___ Passage provided ___

If a large enough member of the community has a sufficient influence on the platform, it may decide to fork it under a ‘fauxpen’ proprietary licence that significantly constrains its use, at the same redirecting most of the current users to the fork and taking full control over the new developments in it. The inadequacy of the original business model or the appearance of competing offerors is the reason for some makers of open source products, which have been seen as its custodians by the communities, to make this move. Of course, this is possible only with permissive licences that typically allow appropriation through relicensing. The appropriator does not even have to be the primary contributor to software, but the one most users refer to, for example by providing support or popular commercial add-ons. A similar outcome may be caused by the extensive use of software as a part of a cloud offering, where the cloud provider effectively distributes and monetises open-source software without meaningfully contributing back to it or by providing proprietary add-ons, which are typically limited to facilitating access to the platform within its cloud offering. The original ‘open core business model’ provider may then move to a network protective or ‘fauxpen’ licence. However, some projects with permissive licences, such as the Apache web server, have an extremely long lifespan and a huge community.

___ Entries provided ___

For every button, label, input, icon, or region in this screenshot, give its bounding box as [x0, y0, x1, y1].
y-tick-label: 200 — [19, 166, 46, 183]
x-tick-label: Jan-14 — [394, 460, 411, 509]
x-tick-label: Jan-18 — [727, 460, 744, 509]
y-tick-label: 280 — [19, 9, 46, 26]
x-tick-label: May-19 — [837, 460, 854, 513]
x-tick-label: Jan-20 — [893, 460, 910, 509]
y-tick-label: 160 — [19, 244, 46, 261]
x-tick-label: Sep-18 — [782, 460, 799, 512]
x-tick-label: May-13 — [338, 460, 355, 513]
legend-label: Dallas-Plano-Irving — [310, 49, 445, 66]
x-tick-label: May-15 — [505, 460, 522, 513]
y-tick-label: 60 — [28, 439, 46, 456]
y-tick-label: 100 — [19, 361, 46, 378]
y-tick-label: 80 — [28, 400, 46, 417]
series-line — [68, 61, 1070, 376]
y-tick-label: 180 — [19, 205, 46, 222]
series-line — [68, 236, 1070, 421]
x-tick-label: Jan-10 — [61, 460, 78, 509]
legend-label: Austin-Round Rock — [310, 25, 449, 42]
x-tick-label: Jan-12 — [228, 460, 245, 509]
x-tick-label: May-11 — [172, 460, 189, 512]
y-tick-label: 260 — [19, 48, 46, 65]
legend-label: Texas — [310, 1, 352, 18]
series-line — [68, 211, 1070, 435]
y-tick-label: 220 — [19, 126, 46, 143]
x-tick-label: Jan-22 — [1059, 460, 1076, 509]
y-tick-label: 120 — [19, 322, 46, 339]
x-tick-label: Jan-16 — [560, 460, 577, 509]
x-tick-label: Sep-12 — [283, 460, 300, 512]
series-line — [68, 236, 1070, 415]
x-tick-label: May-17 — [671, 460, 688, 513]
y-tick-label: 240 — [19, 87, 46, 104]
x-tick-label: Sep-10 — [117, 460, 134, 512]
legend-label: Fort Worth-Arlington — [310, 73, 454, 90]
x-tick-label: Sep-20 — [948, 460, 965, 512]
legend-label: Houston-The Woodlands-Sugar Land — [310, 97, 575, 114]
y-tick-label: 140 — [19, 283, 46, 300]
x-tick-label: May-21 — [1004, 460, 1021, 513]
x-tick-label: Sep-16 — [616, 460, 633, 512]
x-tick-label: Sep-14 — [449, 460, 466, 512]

___

**Exercise A**
In the passage on open-source licensing, translate this sentence into Spanish: "Of course, this is possible only with permissive licences that typically allow appropriation through relicensing."
**Exercise B**
Rewrite the stretch of records from their start through the line that contains "y-tick-label: 280 — [19, 9, 46, 26]". Replace "screenshot" with "image" and keep everything else unchanged.

**Full response A**
Por supuesto, esto solo es posible con licencias permisivas que normalmente permiten la apropiación mediante el cambio de licencia.

**Full response B**
For every button, label, input, icon, or region in this image, give its bounding box as [x0, y0, x1, y1].
y-tick-label: 200 — [19, 166, 46, 183]
x-tick-label: Jan-14 — [394, 460, 411, 509]
x-tick-label: Jan-18 — [727, 460, 744, 509]
y-tick-label: 280 — [19, 9, 46, 26]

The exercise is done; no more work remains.